Tugas:
Tolong jawab pertanyaan berikut berdasarkan kutipan puisi di bawah.
(a) Kepada siapa puisi "Senja di Pelabuhan Kecil" dipersembahkan?
(b) Penerbit apa yang disebut dalam keterangan sumber puisi pertama?
(c) Berapa lama lagi penutur puisi pertama ingin hidup?

Kutipan Teks:

————————

Kalau sampai waktuku

Ku mau tak seorang kan merayu

Tidak juga kau

 

Tak perlu sedu sedan itu

 

Aku ini binatang jalang

Dari kumpulannya terbuang

 

Biar peluru menembus kulitku

Aku tetap meradang menerjang

 

Luka dan bisa kubawa berlari

Berlari

Hingga hilang pedih peri

 

Dan aku akan lebih tidak peduli

 

Aku mau hidup seribu tahun lagi

 

(Diambil dari Deru Tjampur Debu - Chairil Anwar,  PT Pembangunan Jakarta, Cetakan ke-8 Tahun 1966, hal 7)

 

 

SENJA DI PELABUHAN KECIL

                        * buat Sri Ajati

Ini kali tidak ada yang mencari cinta
di antara gudang, rumah tua, pada cerita
tiang serta temali. Kapal, perahu tiada berlaut
menghembus diri dalam mempercaya mau berpaut.

Gerimis mempercepat kelam. Ada juga kelepak elang
menyinggung muram, desir hari lari berenang
menemu bujuk pangkal akanan. Tidak bergerak
dan kini tanah dan air tidur hilang ombak.

Tiada lagi. Aku sendiri. Berjalan
menyisir semenanjung, masih pengap harap
sekali tiba di ujung dan sekalian selamat jalan
dari pantai ke empat, sedu penghabisan bisa terdekap.

————————

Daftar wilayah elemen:
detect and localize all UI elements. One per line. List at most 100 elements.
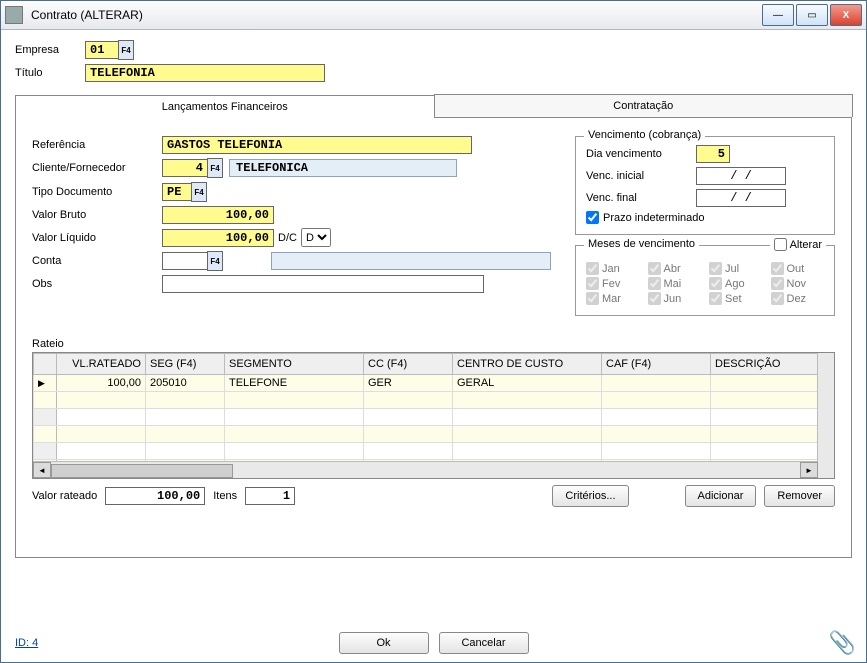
mes-mar-label: Mar	[602, 293, 621, 305]
itens-display: 1	[245, 487, 295, 505]
referencia-label: Referência	[32, 139, 162, 151]
mes-fev-checkbox	[586, 277, 599, 290]
adicionar-button[interactable]: Adicionar	[685, 485, 757, 507]
left-column: Referência GASTOS TELEFONIA Cliente/Forn…	[32, 136, 559, 326]
app-icon	[5, 6, 23, 24]
close-button[interactable]: X	[830, 4, 862, 26]
dc-label: D/C	[278, 232, 297, 244]
cell-cc[interactable]: GER	[364, 375, 453, 392]
table-row[interactable]: ▶ 100,00 205010 TELEFONE GER GERAL	[34, 375, 834, 392]
conta-f4-button[interactable]: F4	[207, 251, 223, 271]
grid-vertical-scrollbar[interactable]	[817, 353, 834, 478]
valorliquido-field[interactable]: 100,00	[162, 229, 274, 247]
cancelar-button[interactable]: Cancelar	[439, 632, 529, 654]
cell-caf[interactable]	[602, 375, 711, 392]
mes-mai-checkbox	[648, 277, 661, 290]
attachment-icon[interactable]: 📎	[829, 630, 856, 656]
mes-abr-label: Abr	[664, 263, 681, 275]
mes-fev-label: Fev	[602, 278, 620, 290]
itens-label: Itens	[213, 490, 237, 502]
vencimento-legend: Vencimento (cobrança)	[584, 129, 705, 141]
mes-jul-checkbox	[709, 262, 722, 275]
criterios-button[interactable]: Critérios...	[552, 485, 628, 507]
col-seg[interactable]: SEG (F4)	[146, 354, 225, 375]
cell-desc[interactable]	[711, 375, 834, 392]
valorbruto-field[interactable]: 100,00	[162, 206, 274, 224]
scroll-right-button[interactable]: ►	[800, 462, 818, 478]
col-centro[interactable]: CENTRO DE CUSTO	[453, 354, 602, 375]
col-cc[interactable]: CC (F4)	[364, 354, 453, 375]
tipodoc-label: Tipo Documento	[32, 186, 162, 198]
alterar-label: Alterar	[790, 239, 822, 251]
mes-ago-checkbox	[709, 277, 722, 290]
meses-legend: Meses de vencimento	[584, 238, 699, 250]
mes-set-label: Set	[725, 293, 742, 305]
cliente-nome-display: TELEFONICA	[229, 159, 457, 177]
col-vlrateado[interactable]: VL.RATEADO	[57, 354, 146, 375]
row-pointer-icon: ▶	[38, 378, 45, 388]
cell-centro[interactable]: GERAL	[453, 375, 602, 392]
tab-contratacao[interactable]: Contratação	[434, 94, 854, 117]
right-column: Vencimento (cobrança) Dia vencimento 5 V…	[575, 136, 835, 326]
valorbruto-label: Valor Bruto	[32, 209, 162, 221]
col-desc[interactable]: DESCRIÇÃO	[711, 354, 834, 375]
vencinicial-field[interactable]: / /	[696, 167, 786, 185]
window-title: Contrato (ALTERAR)	[27, 8, 760, 22]
empresa-f4-button[interactable]: F4	[118, 40, 134, 60]
diavenc-field[interactable]: 5	[696, 145, 730, 163]
conta-desc-display	[271, 252, 551, 270]
titulo-label: Título	[15, 67, 85, 79]
cell-vl[interactable]: 100,00	[57, 375, 146, 392]
rateio-grid[interactable]: VL.RATEADO SEG (F4) SEGMENTO CC (F4) CEN…	[32, 352, 835, 479]
mes-abr-checkbox	[648, 262, 661, 275]
conta-label: Conta	[32, 255, 162, 267]
vencfinal-field[interactable]: / /	[696, 189, 786, 207]
cell-segmento[interactable]: TELEFONE	[225, 375, 364, 392]
tab-lancamentos[interactable]: Lançamentos Financeiros	[15, 95, 435, 118]
cliente-code-field[interactable]: 4	[162, 159, 208, 177]
id-link[interactable]: ID: 4	[15, 637, 38, 649]
mes-dez-label: Dez	[787, 293, 807, 305]
footer: ID: 4 Ok Cancelar 📎	[1, 632, 866, 654]
mes-jan-label: Jan	[602, 263, 620, 275]
scroll-left-button[interactable]: ◄	[33, 462, 51, 478]
referencia-field[interactable]: GASTOS TELEFONIA	[162, 136, 472, 154]
grid-horizontal-scrollbar[interactable]: ◄ ►	[33, 461, 818, 478]
mes-out-label: Out	[787, 263, 805, 275]
window-body: Empresa 01 F4 Título TELEFONIA Lançament…	[1, 30, 866, 568]
mes-jan-checkbox	[586, 262, 599, 275]
cell-seg[interactable]: 205010	[146, 375, 225, 392]
valorliquido-label: Valor Líquido	[32, 232, 162, 244]
mes-mai-label: Mai	[664, 278, 682, 290]
col-caf[interactable]: CAF (F4)	[602, 354, 711, 375]
prazo-indeterminado-label: Prazo indeterminado	[603, 212, 705, 224]
conta-field[interactable]	[162, 252, 208, 270]
empresa-field[interactable]: 01	[85, 41, 119, 59]
alterar-checkbox[interactable]	[774, 238, 787, 251]
scroll-thumb[interactable]	[51, 464, 233, 478]
tipodoc-f4-button[interactable]: F4	[191, 182, 207, 202]
prazo-indeterminado-checkbox[interactable]	[586, 211, 599, 224]
empresa-label: Empresa	[15, 44, 85, 56]
tipodoc-field[interactable]: PE	[162, 183, 192, 201]
titulo-field[interactable]: TELEFONIA	[85, 64, 325, 82]
obs-label: Obs	[32, 278, 162, 290]
cliente-f4-button[interactable]: F4	[207, 158, 223, 178]
minimize-button[interactable]: —	[762, 4, 794, 26]
valor-rateado-label: Valor rateado	[32, 490, 97, 502]
ok-button[interactable]: Ok	[339, 632, 429, 654]
cliente-label: Cliente/Fornecedor	[32, 162, 162, 174]
maximize-button[interactable]: ▭	[796, 4, 828, 26]
dc-select[interactable]: D	[301, 228, 331, 247]
tabs: Lançamentos Financeiros Contratação	[15, 94, 852, 118]
vencinicial-label: Venc. inicial	[586, 170, 696, 182]
obs-field[interactable]	[162, 275, 484, 293]
valor-rateado-display: 100,00	[105, 487, 205, 505]
mes-mar-checkbox	[586, 292, 599, 305]
col-segmento[interactable]: SEGMENTO	[225, 354, 364, 375]
mes-set-checkbox	[709, 292, 722, 305]
mes-jul-label: Jul	[725, 263, 739, 275]
remover-button[interactable]: Remover	[764, 485, 835, 507]
mes-nov-label: Nov	[787, 278, 807, 290]
meses-group: Meses de vencimento Alterar Jan Abr Jul …	[575, 245, 835, 316]
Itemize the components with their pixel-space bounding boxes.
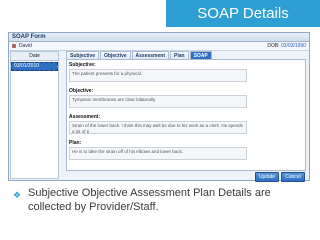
date-row[interactable]: 03/01/2010 — [11, 62, 58, 71]
cancel-button[interactable]: Cancel — [281, 172, 305, 182]
assessment-label: Assessment: — [69, 114, 101, 120]
assessment-field[interactable]: Strain of the lower back. I think this m… — [69, 121, 247, 134]
plan-field[interactable]: He is to take the strain off of his elbo… — [69, 147, 247, 160]
subjective-field[interactable]: The patient presents for a physical. — [69, 69, 247, 82]
patient-name: David — [19, 43, 32, 49]
soap-tabs: Subjective Objective Assessment Plan SOA… — [66, 51, 213, 59]
bullet-icon: ❖ — [13, 190, 22, 200]
tab-subjective[interactable]: Subjective — [66, 51, 100, 59]
bullet-text: Subjective Objective Assessment Plan Det… — [28, 187, 271, 213]
window-title: SOAP Form — [9, 33, 309, 42]
date-header: Date — [11, 52, 58, 61]
patient-bar: David DOB: 03/03/1990 — [9, 42, 309, 51]
subjective-label: Subjective: — [69, 62, 96, 68]
dob-label: DOB: — [267, 43, 280, 49]
tab-plan[interactable]: Plan — [170, 51, 189, 59]
soap-form-window: SOAP Form David DOB: 03/03/1990 Date 03/… — [8, 32, 310, 182]
soap-content-panel: Subjective: The patient presents for a p… — [66, 59, 306, 171]
dob-value: 03/03/1990 — [280, 43, 306, 49]
objective-label: Objective: — [69, 88, 94, 94]
tab-soap[interactable]: SOAP — [189, 51, 212, 59]
slide-title: SOAP Details — [166, 0, 320, 27]
update-button[interactable]: Update — [255, 172, 279, 182]
dob: DOB: 03/03/1990 — [267, 42, 306, 50]
tab-objective[interactable]: Objective — [100, 51, 131, 59]
objective-field[interactable]: Tympanic membranes are clear bilaterally… — [69, 95, 247, 108]
date-list: Date 03/01/2010 — [10, 51, 59, 179]
tab-assessment[interactable]: Assessment — [131, 51, 169, 59]
plan-label: Plan: — [69, 140, 82, 146]
patient-icon — [12, 44, 16, 48]
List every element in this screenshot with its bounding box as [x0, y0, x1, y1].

————————

Jawaban:
(a) Sri Ajati.
(b) PT Pembangunan Jakarta.
(c) Seribu tahun lagi.